Task details: Identify and pull out each line of the entries in which "JSON" occurs.
## BEGIN Exercise input
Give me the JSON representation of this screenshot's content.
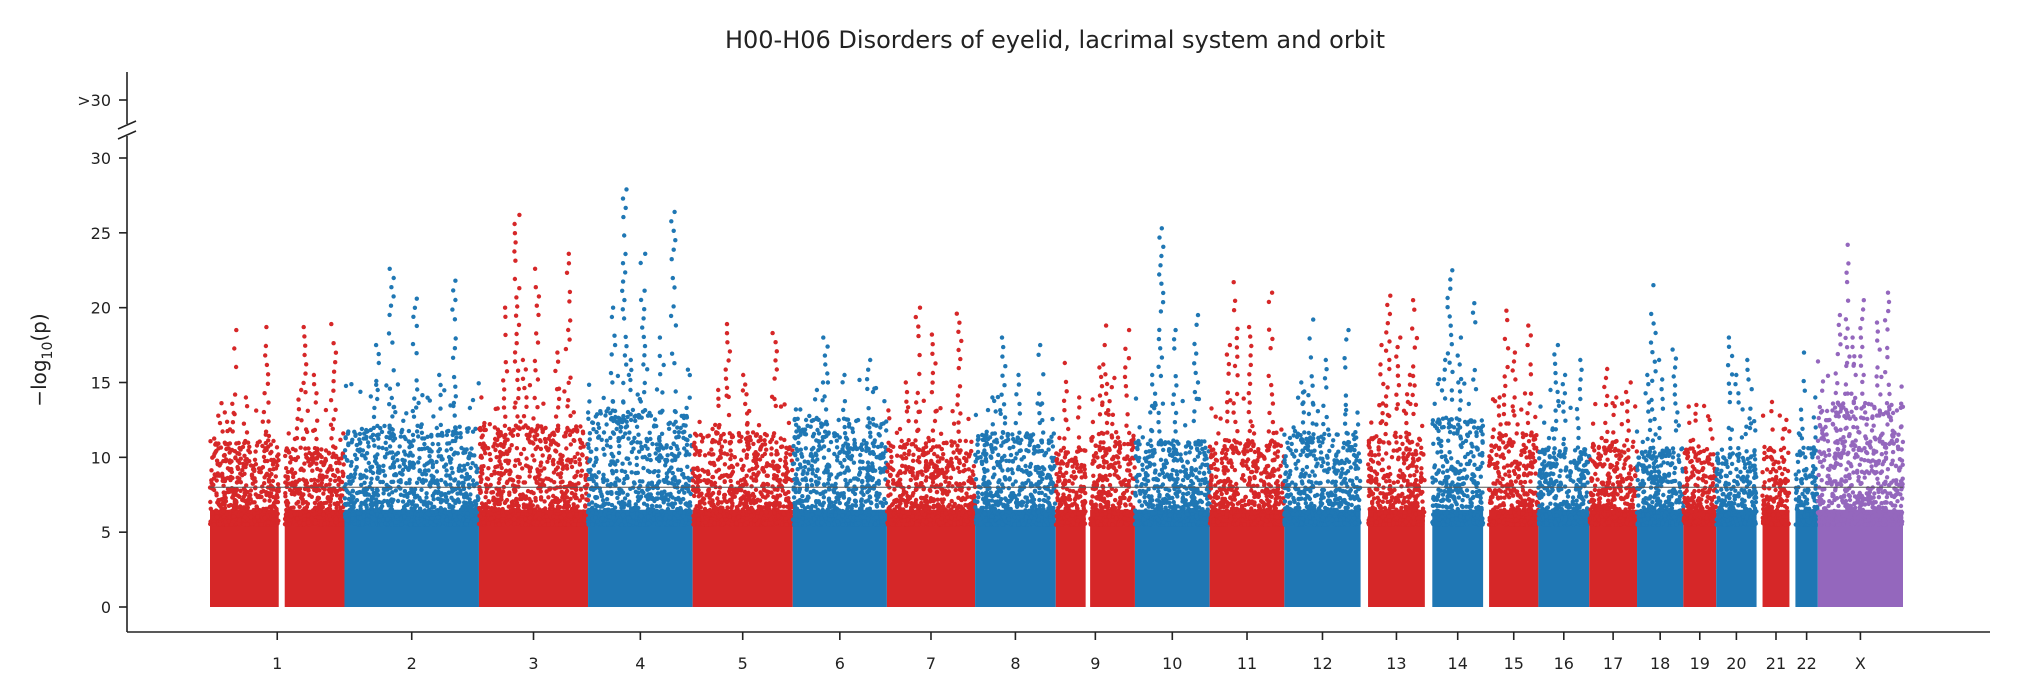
{
  "chart_data": {
    "type": "scatter",
    "subtype": "manhattan",
    "title": "H00-H06 Disorders of eyelid, lacrimal system and orbit",
    "ylabel": "−log",
    "ylabel_sub": "10",
    "ylabel_tail": "(p)",
    "ylim": [
      0,
      30
    ],
    "y_ticks": [
      0,
      5,
      10,
      15,
      20,
      25,
      30
    ],
    "y_overflow_label": ">30",
    "y_overflow_value": 30,
    "axis_break": true,
    "threshold_line": 8,
    "grid": false,
    "legend": "none",
    "colors": {
      "odd": "#d62728",
      "even": "#1f77b4",
      "X": "#9467bd",
      "axis": "#222222",
      "threshold": "#555555"
    },
    "chromosomes": [
      {
        "label": "1",
        "start": 0.0,
        "end": 4.6,
        "color": "odd",
        "base": 10.5,
        "peaks": [
          18.5,
          18.7,
          14.0,
          13.0
        ]
      },
      {
        "label": "",
        "start": 5.0,
        "end": 9.0,
        "color": "odd",
        "base": 10.0,
        "peaks": [
          18.7,
          18.9,
          15.5,
          14.5
        ]
      },
      {
        "label": "2",
        "start": 9.0,
        "end": 18.0,
        "color": "even",
        "base": 11.5,
        "peaks": [
          22.6,
          21.8,
          20.6,
          17.5,
          15.5
        ]
      },
      {
        "label": "3",
        "start": 18.0,
        "end": 25.3,
        "color": "odd",
        "base": 11.5,
        "peaks": [
          26.2,
          23.6,
          22.6,
          20.0,
          17.0,
          16.5
        ]
      },
      {
        "label": "4",
        "start": 25.3,
        "end": 32.3,
        "color": "even",
        "base": 12.5,
        "peaks": [
          27.9,
          26.4,
          23.6,
          20.0,
          18.0,
          16.5
        ]
      },
      {
        "label": "5",
        "start": 32.3,
        "end": 39.0,
        "color": "odd",
        "base": 11.0,
        "peaks": [
          18.9,
          18.3,
          15.5,
          14.5
        ]
      },
      {
        "label": "6",
        "start": 39.0,
        "end": 45.3,
        "color": "even",
        "base": 12.0,
        "peaks": [
          18.0,
          16.5,
          15.5,
          14.5
        ]
      },
      {
        "label": "7",
        "start": 45.3,
        "end": 51.2,
        "color": "odd",
        "base": 10.5,
        "peaks": [
          20.0,
          19.6,
          18.2,
          15.0
        ]
      },
      {
        "label": "8",
        "start": 51.2,
        "end": 56.6,
        "color": "even",
        "base": 11.0,
        "peaks": [
          18.0,
          17.5,
          15.5,
          14.0
        ]
      },
      {
        "label": "9",
        "start": 56.6,
        "end": 58.6,
        "color": "odd",
        "base": 10.0,
        "peaks": [
          16.3,
          14.0
        ]
      },
      {
        "label": "",
        "start": 58.9,
        "end": 61.9,
        "color": "odd",
        "base": 11.0,
        "peaks": [
          18.8,
          18.5,
          15.3,
          16.0
        ]
      },
      {
        "label": "10",
        "start": 61.9,
        "end": 66.9,
        "color": "even",
        "base": 10.5,
        "peaks": [
          25.3,
          19.5,
          18.5,
          15.5
        ]
      },
      {
        "label": "11",
        "start": 66.9,
        "end": 71.9,
        "color": "odd",
        "base": 10.5,
        "peaks": [
          21.7,
          21.0,
          18.7,
          17.5
        ]
      },
      {
        "label": "12",
        "start": 71.9,
        "end": 77.0,
        "color": "even",
        "base": 11.0,
        "peaks": [
          19.2,
          18.5,
          16.5,
          15.0
        ]
      },
      {
        "label": "13",
        "start": 77.5,
        "end": 81.3,
        "color": "odd",
        "base": 11.0,
        "peaks": [
          20.8,
          20.5,
          18.0,
          17.5,
          15.5
        ]
      },
      {
        "label": "14",
        "start": 81.8,
        "end": 85.2,
        "color": "even",
        "base": 12.0,
        "peaks": [
          22.5,
          20.3,
          18.0,
          16.5
        ]
      },
      {
        "label": "15",
        "start": 85.6,
        "end": 88.9,
        "color": "odd",
        "base": 11.0,
        "peaks": [
          19.8,
          18.8,
          17.0,
          14.0
        ]
      },
      {
        "label": "16",
        "start": 88.9,
        "end": 92.3,
        "color": "even",
        "base": 10.0,
        "peaks": [
          17.5,
          16.5,
          15.5,
          14.5
        ]
      },
      {
        "label": "17",
        "start": 92.3,
        "end": 95.5,
        "color": "odd",
        "base": 10.5,
        "peaks": [
          15.9,
          15.0,
          14.0
        ]
      },
      {
        "label": "18",
        "start": 95.5,
        "end": 98.6,
        "color": "even",
        "base": 10.0,
        "peaks": [
          21.5,
          17.2,
          16.5,
          15.5
        ]
      },
      {
        "label": "19",
        "start": 98.6,
        "end": 100.8,
        "color": "odd",
        "base": 10.0,
        "peaks": [
          13.5,
          12.5
        ]
      },
      {
        "label": "20",
        "start": 100.8,
        "end": 103.5,
        "color": "even",
        "base": 10.0,
        "peaks": [
          18.0,
          16.5,
          15.5
        ]
      },
      {
        "label": "21",
        "start": 103.9,
        "end": 105.7,
        "color": "odd",
        "base": 10.0,
        "peaks": [
          13.7,
          12.5
        ]
      },
      {
        "label": "22",
        "start": 106.1,
        "end": 107.6,
        "color": "even",
        "base": 10.0,
        "peaks": [
          17.0,
          14.0
        ]
      },
      {
        "label": "X",
        "start": 107.6,
        "end": 113.3,
        "color": "X",
        "base": 13.0,
        "peaks": [
          24.2,
          21.0,
          20.5,
          19.5,
          19.0,
          18.0
        ]
      }
    ]
  }
}
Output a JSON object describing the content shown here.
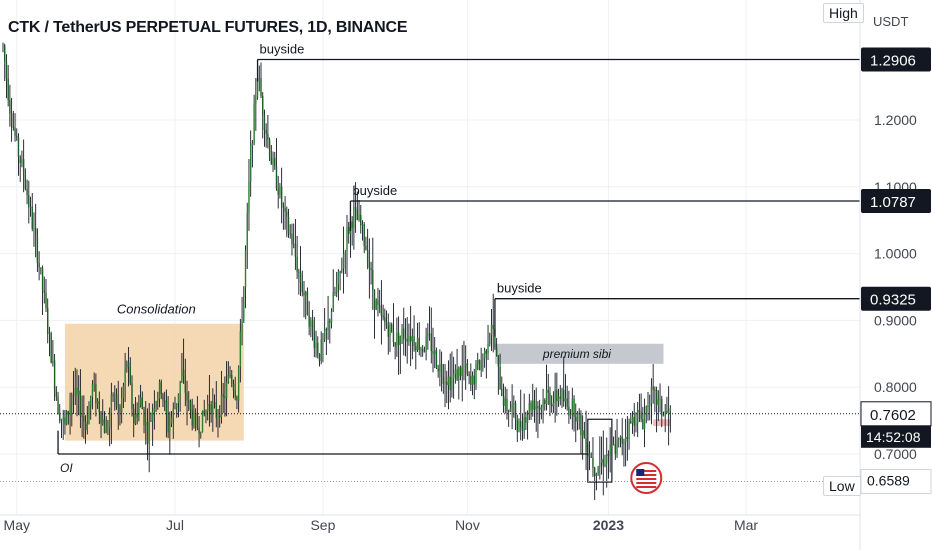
{
  "chart_title": "CTK / TetherUS PERPETUAL FUTURES, 1D, BINANCE",
  "currency": "USDT",
  "high_badge": "High",
  "low_badge": "Low",
  "colors": {
    "up_candle": "#26a69a",
    "candle_body": "#2e7d32",
    "wick": "#131722",
    "consolidation_fill": "#f3d2a8",
    "premium_fill": "#b2b5be",
    "grid": "#eef0f3",
    "axis_text": "#434651",
    "label_dark_bg": "#131722",
    "flag_red": "#d32f2f"
  },
  "chart_data": {
    "type": "candlestick",
    "title": "CTK / TetherUS PERPETUAL FUTURES, 1D, BINANCE",
    "x_ticks": [
      "May",
      "Jul",
      "Sep",
      "Nov",
      "2023",
      "Mar"
    ],
    "y_ticks": [
      "1.2000",
      "1.1000",
      "1.0000",
      "0.9000",
      "0.8000",
      "0.7000"
    ],
    "ylim": [
      0.64,
      1.36
    ],
    "price_labels": [
      {
        "value": 1.2906,
        "label": "1.2906"
      },
      {
        "value": 1.0787,
        "label": "1.0787"
      },
      {
        "value": 0.9325,
        "label": "0.9325"
      }
    ],
    "current_price": {
      "value": 0.7602,
      "label": "0.7602",
      "countdown": "14:52:08"
    },
    "high": {
      "value": 1.2906,
      "label": "1.2906"
    },
    "low": {
      "value": 0.6589,
      "label": "0.6589"
    },
    "series_path": [
      [
        0,
        1.31
      ],
      [
        4,
        1.22
      ],
      [
        8,
        1.16
      ],
      [
        12,
        1.12
      ],
      [
        16,
        1.06
      ],
      [
        20,
        1.0
      ],
      [
        24,
        0.93
      ],
      [
        28,
        0.85
      ],
      [
        32,
        0.77
      ],
      [
        36,
        0.74
      ],
      [
        40,
        0.79
      ],
      [
        44,
        0.78
      ],
      [
        48,
        0.74
      ],
      [
        52,
        0.8
      ],
      [
        56,
        0.77
      ],
      [
        60,
        0.73
      ],
      [
        64,
        0.79
      ],
      [
        68,
        0.76
      ],
      [
        72,
        0.84
      ],
      [
        76,
        0.75
      ],
      [
        80,
        0.78
      ],
      [
        84,
        0.73
      ],
      [
        88,
        0.78
      ],
      [
        92,
        0.8
      ],
      [
        96,
        0.74
      ],
      [
        100,
        0.77
      ],
      [
        104,
        0.82
      ],
      [
        108,
        0.77
      ],
      [
        112,
        0.74
      ],
      [
        116,
        0.75
      ],
      [
        120,
        0.78
      ],
      [
        124,
        0.76
      ],
      [
        128,
        0.78
      ],
      [
        132,
        0.82
      ],
      [
        136,
        0.79
      ],
      [
        140,
        0.95
      ],
      [
        144,
        1.15
      ],
      [
        148,
        1.27
      ],
      [
        152,
        1.2
      ],
      [
        156,
        1.14
      ],
      [
        160,
        1.1
      ],
      [
        164,
        1.05
      ],
      [
        168,
        1.02
      ],
      [
        172,
        0.97
      ],
      [
        176,
        0.93
      ],
      [
        180,
        0.88
      ],
      [
        184,
        0.85
      ],
      [
        188,
        0.88
      ],
      [
        192,
        0.93
      ],
      [
        196,
        0.97
      ],
      [
        200,
        1.03
      ],
      [
        204,
        1.06
      ],
      [
        208,
        1.04
      ],
      [
        212,
        1.0
      ],
      [
        216,
        0.93
      ],
      [
        220,
        0.9
      ],
      [
        224,
        0.89
      ],
      [
        228,
        0.87
      ],
      [
        232,
        0.88
      ],
      [
        236,
        0.88
      ],
      [
        240,
        0.87
      ],
      [
        244,
        0.86
      ],
      [
        248,
        0.87
      ],
      [
        252,
        0.84
      ],
      [
        256,
        0.82
      ],
      [
        260,
        0.81
      ],
      [
        264,
        0.82
      ],
      [
        268,
        0.83
      ],
      [
        272,
        0.8
      ],
      [
        276,
        0.83
      ],
      [
        280,
        0.85
      ],
      [
        284,
        0.9
      ],
      [
        288,
        0.82
      ],
      [
        292,
        0.77
      ],
      [
        296,
        0.77
      ],
      [
        300,
        0.74
      ],
      [
        304,
        0.76
      ],
      [
        308,
        0.78
      ],
      [
        312,
        0.77
      ],
      [
        316,
        0.79
      ],
      [
        320,
        0.78
      ],
      [
        324,
        0.79
      ],
      [
        328,
        0.77
      ],
      [
        332,
        0.77
      ],
      [
        336,
        0.74
      ],
      [
        340,
        0.71
      ],
      [
        344,
        0.68
      ],
      [
        348,
        0.69
      ],
      [
        352,
        0.7
      ],
      [
        356,
        0.71
      ],
      [
        360,
        0.72
      ],
      [
        364,
        0.74
      ],
      [
        368,
        0.76
      ],
      [
        372,
        0.75
      ],
      [
        376,
        0.79
      ],
      [
        380,
        0.78
      ],
      [
        384,
        0.76
      ],
      [
        388,
        0.76
      ]
    ],
    "levels": [
      {
        "name": "buyside",
        "value": 1.2906,
        "x_start": 148
      },
      {
        "name": "buyside",
        "value": 1.0787,
        "x_start": 202
      },
      {
        "name": "buyside",
        "value": 0.9325,
        "x_start": 286
      },
      {
        "name": "OI",
        "value": 0.7,
        "x_start": 32
      }
    ],
    "zones": [
      {
        "label": "Consolidation",
        "x_from": 36,
        "x_to": 140,
        "y_from": 0.72,
        "y_to": 0.895
      },
      {
        "label": "premium sibi",
        "x_from": 286,
        "x_to": 384,
        "y_from": 0.835,
        "y_to": 0.865
      },
      {
        "label": "",
        "x_from": 340,
        "x_to": 354,
        "y_from": 0.658,
        "y_to": 0.752
      }
    ],
    "annotations": [
      "buyside",
      "buyside",
      "buyside",
      "Consolidation",
      "premium sibi",
      "OI"
    ]
  }
}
## END Exercise input
Exercise response:
Give me the JSON representation of this screenshot's content.
Output a JSON object describing the content shown here.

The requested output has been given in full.